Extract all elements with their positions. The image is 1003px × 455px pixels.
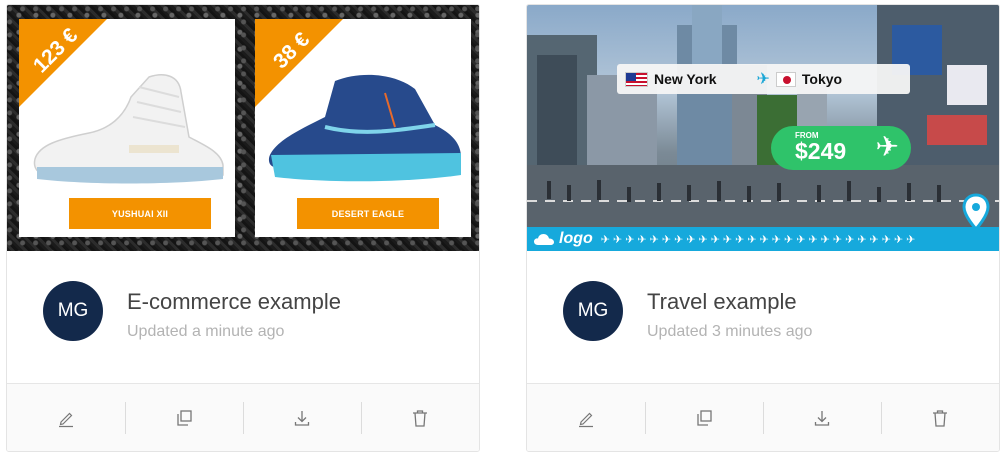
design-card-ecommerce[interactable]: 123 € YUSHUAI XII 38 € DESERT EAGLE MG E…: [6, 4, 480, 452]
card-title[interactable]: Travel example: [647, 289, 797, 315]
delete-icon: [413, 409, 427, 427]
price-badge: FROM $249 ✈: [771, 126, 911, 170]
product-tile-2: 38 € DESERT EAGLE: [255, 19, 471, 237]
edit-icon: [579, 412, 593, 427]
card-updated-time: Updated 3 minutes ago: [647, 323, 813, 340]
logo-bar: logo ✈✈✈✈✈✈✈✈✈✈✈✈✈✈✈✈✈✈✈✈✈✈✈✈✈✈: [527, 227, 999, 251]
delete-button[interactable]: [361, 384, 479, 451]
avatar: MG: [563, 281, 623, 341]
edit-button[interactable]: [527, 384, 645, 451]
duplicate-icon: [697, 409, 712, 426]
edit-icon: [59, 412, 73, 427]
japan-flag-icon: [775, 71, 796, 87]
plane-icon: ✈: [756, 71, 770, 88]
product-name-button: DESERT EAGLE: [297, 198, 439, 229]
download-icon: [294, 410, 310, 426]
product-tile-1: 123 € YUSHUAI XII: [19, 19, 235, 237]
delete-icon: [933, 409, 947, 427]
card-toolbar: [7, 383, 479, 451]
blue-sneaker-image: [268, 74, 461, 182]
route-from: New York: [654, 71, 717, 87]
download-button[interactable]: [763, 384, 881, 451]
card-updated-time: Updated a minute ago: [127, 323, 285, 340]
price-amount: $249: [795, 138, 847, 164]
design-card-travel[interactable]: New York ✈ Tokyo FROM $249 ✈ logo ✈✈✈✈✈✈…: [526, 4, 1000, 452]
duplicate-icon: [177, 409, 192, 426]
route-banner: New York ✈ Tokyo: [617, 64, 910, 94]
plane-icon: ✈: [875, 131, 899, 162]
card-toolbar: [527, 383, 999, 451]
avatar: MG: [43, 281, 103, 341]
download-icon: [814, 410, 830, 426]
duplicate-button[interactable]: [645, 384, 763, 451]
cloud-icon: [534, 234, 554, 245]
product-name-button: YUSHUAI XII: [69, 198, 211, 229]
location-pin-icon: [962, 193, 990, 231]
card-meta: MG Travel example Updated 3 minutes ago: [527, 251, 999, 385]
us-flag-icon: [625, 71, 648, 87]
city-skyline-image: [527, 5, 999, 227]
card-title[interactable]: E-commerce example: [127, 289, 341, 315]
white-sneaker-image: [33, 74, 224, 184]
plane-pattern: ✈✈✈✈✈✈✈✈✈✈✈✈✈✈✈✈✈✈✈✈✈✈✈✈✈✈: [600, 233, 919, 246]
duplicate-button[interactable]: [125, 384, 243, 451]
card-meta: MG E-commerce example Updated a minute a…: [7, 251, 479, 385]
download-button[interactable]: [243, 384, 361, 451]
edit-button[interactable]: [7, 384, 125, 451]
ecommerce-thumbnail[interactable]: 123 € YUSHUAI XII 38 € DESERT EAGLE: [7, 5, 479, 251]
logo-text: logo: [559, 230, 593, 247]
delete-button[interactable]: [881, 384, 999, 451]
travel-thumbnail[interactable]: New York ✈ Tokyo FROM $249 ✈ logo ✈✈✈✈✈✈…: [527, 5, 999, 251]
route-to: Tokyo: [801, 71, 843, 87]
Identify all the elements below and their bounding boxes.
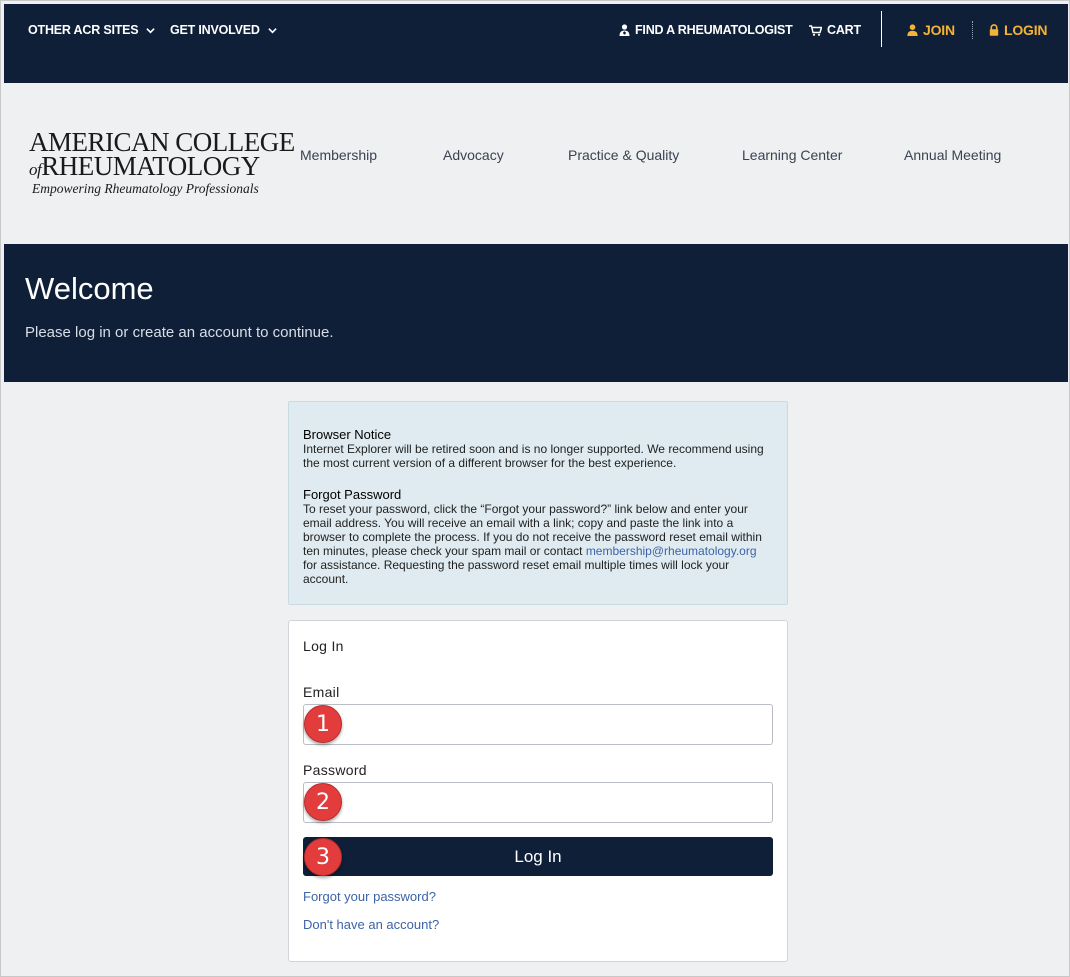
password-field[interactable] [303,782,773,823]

§

### Task description
Please retype the rows above between the lines holding "design-card-ecommerce[interactable]: 123 €" and "price-badge: FROM $249", inclusive, changing nothing.

### Reply to the exercise
design-card-ecommerce[interactable]: 123 € YUSHUAI XII 38 € DESERT EAGLE MG E…: [6, 4, 480, 452]
card-title[interactable]: Travel example: [647, 289, 797, 315]
delete-icon: [413, 409, 427, 427]
price-badge: FROM $249 ✈: [771, 126, 911, 170]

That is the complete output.